--- START RECORDS SHOWN ---

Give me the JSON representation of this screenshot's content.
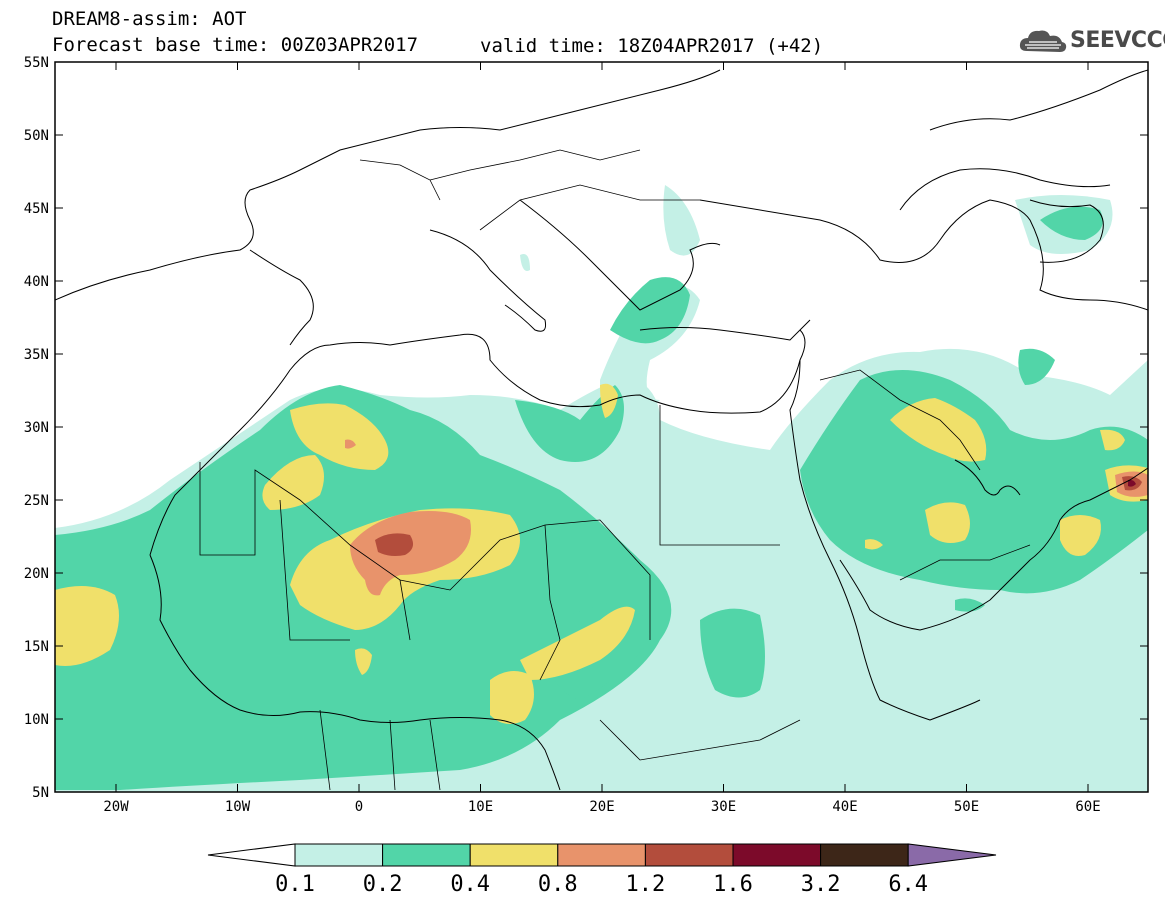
{
  "header": {
    "model_line": "DREAM8-assim: AOT",
    "base_time_line": "Forecast base time: 00Z03APR2017",
    "valid_time_line": "valid time: 18Z04APR2017 (+42)"
  },
  "logo": {
    "text": "SEEVCCC",
    "icon": "cloud-icon"
  },
  "map": {
    "lat_labels": [
      "55N",
      "50N",
      "45N",
      "40N",
      "35N",
      "30N",
      "25N",
      "20N",
      "15N",
      "10N",
      "5N"
    ],
    "lon_labels": [
      "20W",
      "10W",
      "0",
      "10E",
      "20E",
      "30E",
      "40E",
      "50E",
      "60E"
    ],
    "colors": {
      "c01": "#c4f0e6",
      "c02": "#52d5a8",
      "c04": "#f0e06a",
      "c08": "#e8936b",
      "c12": "#b34d3c",
      "c16": "#7c0a2a",
      "c32": "#3d2618",
      "c64": "#8a6aa8",
      "land_line": "#000000"
    }
  },
  "colorbar": {
    "labels": [
      "0.1",
      "0.2",
      "0.4",
      "0.8",
      "1.2",
      "1.6",
      "3.2",
      "6.4"
    ],
    "colors": [
      "#c4f0e6",
      "#52d5a8",
      "#f0e06a",
      "#e8936b",
      "#b34d3c",
      "#7c0a2a",
      "#3d2618"
    ],
    "under_color": "#ffffff",
    "over_color": "#8a6aa8"
  }
}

--- END RECORDS SHOWN ---

YOUR TASK |
Quote the listing above in full, except for the pictures.

TASK OUTPUT |
Give me the JSON representation of this screenshot's content.
{
  "header": {
    "model_line": "DREAM8-assim: AOT",
    "base_time_line": "Forecast base time: 00Z03APR2017",
    "valid_time_line": "valid time: 18Z04APR2017 (+42)"
  },
  "logo": {
    "text": "SEEVCCC",
    "icon": "cloud-icon"
  },
  "map": {
    "lat_labels": [
      "55N",
      "50N",
      "45N",
      "40N",
      "35N",
      "30N",
      "25N",
      "20N",
      "15N",
      "10N",
      "5N"
    ],
    "lon_labels": [
      "20W",
      "10W",
      "0",
      "10E",
      "20E",
      "30E",
      "40E",
      "50E",
      "60E"
    ],
    "colors": {
      "c01": "#c4f0e6",
      "c02": "#52d5a8",
      "c04": "#f0e06a",
      "c08": "#e8936b",
      "c12": "#b34d3c",
      "c16": "#7c0a2a",
      "c32": "#3d2618",
      "c64": "#8a6aa8",
      "land_line": "#000000"
    }
  },
  "colorbar": {
    "labels": [
      "0.1",
      "0.2",
      "0.4",
      "0.8",
      "1.2",
      "1.6",
      "3.2",
      "6.4"
    ],
    "colors": [
      "#c4f0e6",
      "#52d5a8",
      "#f0e06a",
      "#e8936b",
      "#b34d3c",
      "#7c0a2a",
      "#3d2618"
    ],
    "under_color": "#ffffff",
    "over_color": "#8a6aa8"
  }
}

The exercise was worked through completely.